Using the listing below, please gather every line containing the word "Meyer".

# [Stored records]
____________

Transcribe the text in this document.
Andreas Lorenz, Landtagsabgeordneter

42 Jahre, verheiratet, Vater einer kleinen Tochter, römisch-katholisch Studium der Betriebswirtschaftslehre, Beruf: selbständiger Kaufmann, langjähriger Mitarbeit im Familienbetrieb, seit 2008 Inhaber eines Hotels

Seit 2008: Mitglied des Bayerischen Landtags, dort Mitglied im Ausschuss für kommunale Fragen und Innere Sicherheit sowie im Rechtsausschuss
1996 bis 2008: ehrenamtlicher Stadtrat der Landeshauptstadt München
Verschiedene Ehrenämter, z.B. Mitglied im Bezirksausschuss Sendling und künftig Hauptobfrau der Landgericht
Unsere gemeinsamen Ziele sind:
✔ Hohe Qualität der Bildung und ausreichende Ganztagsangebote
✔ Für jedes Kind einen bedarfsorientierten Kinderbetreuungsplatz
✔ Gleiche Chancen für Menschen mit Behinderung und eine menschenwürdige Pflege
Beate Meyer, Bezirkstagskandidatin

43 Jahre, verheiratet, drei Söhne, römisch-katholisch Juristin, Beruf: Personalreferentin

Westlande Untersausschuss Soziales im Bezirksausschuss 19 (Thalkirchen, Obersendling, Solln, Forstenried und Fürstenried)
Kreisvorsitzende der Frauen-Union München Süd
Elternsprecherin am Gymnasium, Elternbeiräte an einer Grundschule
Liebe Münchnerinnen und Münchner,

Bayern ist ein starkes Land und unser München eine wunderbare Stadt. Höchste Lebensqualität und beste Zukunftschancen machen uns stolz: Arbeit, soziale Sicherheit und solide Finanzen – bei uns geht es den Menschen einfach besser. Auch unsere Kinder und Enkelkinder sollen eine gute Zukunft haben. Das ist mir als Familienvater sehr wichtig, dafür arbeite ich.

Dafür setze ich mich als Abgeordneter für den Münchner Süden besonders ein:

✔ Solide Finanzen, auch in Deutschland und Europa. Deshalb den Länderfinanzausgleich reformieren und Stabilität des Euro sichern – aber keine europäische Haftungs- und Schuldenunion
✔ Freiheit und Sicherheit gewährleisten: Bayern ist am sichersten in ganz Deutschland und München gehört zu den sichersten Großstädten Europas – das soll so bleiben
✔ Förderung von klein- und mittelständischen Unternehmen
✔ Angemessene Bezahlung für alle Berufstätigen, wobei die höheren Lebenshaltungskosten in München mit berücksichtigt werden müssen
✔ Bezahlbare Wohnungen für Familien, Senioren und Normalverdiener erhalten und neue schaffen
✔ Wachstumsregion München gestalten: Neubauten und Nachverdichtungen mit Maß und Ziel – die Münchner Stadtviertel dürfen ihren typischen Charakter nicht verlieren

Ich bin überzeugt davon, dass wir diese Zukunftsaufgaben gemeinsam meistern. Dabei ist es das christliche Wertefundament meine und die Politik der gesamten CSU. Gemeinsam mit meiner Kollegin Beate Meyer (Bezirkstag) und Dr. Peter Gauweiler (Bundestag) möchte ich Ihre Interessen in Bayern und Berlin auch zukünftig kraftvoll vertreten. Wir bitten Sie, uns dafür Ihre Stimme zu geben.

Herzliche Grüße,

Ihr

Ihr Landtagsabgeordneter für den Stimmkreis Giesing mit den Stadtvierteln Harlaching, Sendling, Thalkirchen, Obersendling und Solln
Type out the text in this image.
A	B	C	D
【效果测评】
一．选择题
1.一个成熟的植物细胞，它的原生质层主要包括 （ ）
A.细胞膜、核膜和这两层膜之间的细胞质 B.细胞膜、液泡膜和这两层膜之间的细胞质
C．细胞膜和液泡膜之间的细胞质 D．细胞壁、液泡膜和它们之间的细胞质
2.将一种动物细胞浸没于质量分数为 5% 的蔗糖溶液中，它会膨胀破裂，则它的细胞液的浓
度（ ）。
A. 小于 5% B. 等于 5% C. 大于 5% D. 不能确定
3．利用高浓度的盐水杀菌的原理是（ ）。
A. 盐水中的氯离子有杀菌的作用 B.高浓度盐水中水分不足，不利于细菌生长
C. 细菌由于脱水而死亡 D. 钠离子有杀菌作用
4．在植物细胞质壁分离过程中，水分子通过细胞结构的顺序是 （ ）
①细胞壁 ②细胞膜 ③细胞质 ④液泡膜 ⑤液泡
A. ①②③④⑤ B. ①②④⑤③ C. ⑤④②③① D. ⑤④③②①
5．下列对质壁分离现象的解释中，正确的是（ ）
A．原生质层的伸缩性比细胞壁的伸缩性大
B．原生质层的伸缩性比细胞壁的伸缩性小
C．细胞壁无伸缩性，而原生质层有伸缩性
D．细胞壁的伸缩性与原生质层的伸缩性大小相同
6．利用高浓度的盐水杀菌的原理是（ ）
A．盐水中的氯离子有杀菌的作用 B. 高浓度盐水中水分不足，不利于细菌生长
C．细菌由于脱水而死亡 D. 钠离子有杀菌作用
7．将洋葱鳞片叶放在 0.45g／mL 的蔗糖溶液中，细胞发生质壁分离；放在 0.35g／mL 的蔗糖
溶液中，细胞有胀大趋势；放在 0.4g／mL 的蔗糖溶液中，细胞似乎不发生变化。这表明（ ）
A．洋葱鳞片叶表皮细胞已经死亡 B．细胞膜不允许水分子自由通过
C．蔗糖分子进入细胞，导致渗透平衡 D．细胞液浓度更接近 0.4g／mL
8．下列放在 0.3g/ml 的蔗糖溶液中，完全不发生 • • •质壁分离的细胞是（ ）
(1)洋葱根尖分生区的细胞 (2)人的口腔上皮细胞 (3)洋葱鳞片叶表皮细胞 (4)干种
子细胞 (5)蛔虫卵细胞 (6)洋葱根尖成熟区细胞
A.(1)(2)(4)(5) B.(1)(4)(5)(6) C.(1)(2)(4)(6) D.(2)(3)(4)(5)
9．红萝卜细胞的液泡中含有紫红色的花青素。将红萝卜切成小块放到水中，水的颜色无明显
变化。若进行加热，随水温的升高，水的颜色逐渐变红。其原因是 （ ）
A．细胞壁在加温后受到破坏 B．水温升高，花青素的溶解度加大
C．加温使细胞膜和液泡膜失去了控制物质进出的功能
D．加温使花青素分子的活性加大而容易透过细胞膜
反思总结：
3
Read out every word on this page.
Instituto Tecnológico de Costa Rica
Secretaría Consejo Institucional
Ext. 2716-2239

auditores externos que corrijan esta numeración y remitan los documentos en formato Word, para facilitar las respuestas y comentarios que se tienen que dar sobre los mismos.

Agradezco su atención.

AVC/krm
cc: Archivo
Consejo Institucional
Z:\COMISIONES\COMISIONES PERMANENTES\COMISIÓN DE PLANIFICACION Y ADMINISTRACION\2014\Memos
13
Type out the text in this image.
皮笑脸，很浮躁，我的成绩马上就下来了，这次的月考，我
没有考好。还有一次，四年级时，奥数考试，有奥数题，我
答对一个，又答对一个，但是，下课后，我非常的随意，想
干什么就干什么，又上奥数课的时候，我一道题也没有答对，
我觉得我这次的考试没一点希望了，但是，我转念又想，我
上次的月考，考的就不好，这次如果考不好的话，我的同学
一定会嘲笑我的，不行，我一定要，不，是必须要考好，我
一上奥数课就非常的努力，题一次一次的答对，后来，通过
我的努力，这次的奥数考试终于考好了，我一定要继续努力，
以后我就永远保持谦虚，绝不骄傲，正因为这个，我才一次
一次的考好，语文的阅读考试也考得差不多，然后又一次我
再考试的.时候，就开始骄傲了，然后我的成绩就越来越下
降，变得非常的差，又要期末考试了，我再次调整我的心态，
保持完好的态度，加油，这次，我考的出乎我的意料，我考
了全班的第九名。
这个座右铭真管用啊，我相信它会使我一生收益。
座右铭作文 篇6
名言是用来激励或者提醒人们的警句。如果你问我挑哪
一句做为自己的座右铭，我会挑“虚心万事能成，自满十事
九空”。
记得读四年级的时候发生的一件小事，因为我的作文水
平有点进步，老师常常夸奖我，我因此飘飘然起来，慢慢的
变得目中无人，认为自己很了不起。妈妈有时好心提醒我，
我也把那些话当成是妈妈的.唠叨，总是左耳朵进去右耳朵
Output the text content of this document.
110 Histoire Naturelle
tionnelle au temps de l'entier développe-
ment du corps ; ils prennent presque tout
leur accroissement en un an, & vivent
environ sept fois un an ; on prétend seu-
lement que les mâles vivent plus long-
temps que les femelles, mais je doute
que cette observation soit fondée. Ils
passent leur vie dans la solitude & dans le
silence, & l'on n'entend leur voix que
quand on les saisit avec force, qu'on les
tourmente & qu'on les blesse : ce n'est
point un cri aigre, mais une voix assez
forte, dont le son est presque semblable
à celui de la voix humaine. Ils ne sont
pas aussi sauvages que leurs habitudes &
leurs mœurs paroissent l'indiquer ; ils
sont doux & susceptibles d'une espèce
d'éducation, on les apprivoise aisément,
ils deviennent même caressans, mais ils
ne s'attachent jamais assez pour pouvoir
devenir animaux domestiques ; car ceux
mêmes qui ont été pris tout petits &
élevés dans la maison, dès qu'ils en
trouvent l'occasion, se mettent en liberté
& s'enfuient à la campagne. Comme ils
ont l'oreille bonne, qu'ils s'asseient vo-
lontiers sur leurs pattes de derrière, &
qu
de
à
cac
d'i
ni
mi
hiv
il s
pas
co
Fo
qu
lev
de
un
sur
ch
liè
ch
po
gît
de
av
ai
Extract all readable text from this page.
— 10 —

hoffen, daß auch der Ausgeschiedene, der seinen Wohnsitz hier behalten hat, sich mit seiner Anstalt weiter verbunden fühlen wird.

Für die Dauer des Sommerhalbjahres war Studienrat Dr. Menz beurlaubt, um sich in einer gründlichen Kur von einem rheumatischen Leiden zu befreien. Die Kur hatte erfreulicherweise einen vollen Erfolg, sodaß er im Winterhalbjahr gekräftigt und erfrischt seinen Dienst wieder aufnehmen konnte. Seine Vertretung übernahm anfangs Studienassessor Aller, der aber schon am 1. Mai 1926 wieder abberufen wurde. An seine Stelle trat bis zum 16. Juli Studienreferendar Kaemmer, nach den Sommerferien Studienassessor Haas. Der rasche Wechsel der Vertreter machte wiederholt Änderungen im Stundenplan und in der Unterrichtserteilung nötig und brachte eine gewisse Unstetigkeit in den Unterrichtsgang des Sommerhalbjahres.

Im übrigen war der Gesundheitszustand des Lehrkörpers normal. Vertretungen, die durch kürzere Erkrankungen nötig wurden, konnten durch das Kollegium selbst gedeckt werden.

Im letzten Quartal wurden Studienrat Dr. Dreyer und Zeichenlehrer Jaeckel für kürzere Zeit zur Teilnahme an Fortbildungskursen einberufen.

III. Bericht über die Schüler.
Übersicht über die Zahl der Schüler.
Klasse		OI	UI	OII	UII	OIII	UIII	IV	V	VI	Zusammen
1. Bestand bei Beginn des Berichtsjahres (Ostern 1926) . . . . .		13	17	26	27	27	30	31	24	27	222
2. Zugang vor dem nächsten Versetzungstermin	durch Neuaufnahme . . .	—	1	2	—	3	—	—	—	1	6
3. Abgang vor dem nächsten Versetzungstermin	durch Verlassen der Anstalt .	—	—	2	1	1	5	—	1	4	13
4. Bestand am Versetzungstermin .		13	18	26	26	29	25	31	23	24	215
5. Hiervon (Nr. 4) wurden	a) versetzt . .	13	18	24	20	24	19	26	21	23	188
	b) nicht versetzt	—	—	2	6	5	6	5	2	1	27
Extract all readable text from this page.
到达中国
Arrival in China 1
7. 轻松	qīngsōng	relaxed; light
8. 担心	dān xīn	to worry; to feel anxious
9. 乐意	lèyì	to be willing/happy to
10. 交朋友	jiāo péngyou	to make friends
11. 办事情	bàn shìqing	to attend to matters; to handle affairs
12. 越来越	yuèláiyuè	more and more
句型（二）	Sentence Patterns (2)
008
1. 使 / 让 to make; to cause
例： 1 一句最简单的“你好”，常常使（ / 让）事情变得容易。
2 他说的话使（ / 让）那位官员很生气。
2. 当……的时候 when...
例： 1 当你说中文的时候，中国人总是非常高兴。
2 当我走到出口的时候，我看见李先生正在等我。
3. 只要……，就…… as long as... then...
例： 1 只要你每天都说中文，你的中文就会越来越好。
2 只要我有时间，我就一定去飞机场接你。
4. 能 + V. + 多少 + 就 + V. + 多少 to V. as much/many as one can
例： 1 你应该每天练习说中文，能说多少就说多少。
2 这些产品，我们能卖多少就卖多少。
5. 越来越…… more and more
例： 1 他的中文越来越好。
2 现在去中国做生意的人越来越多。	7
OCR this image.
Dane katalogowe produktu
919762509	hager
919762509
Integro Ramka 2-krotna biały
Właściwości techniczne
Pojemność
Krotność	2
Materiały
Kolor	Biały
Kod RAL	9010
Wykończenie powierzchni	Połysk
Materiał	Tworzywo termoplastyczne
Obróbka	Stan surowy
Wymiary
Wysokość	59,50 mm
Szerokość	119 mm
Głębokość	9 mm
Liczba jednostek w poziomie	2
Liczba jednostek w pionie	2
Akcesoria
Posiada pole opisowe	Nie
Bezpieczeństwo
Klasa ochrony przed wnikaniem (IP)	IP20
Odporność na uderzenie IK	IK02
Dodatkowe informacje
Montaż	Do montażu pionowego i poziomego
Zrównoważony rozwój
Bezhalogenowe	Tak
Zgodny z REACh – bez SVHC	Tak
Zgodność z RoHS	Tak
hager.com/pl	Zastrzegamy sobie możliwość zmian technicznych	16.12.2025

____________

# [Task solution]
Beate Meyer, Bezirkstagskandidatin
Ich bin überzeugt davon, dass wir diese Zukunftsaufgaben gemeinsam meistern. Dabei ist es das christliche Wertefundament meine und die Politik der gesamten CSU. Gemeinsam mit meiner Kollegin Beate Meyer (Bezirkstag) und Dr. Peter Gauweiler (Bundestag) möchte ich Ihre Interessen in Bayern und Berlin auch zukünftig kraftvoll vertreten. Wir bitten Sie, uns dafür Ihre Stimme zu geben.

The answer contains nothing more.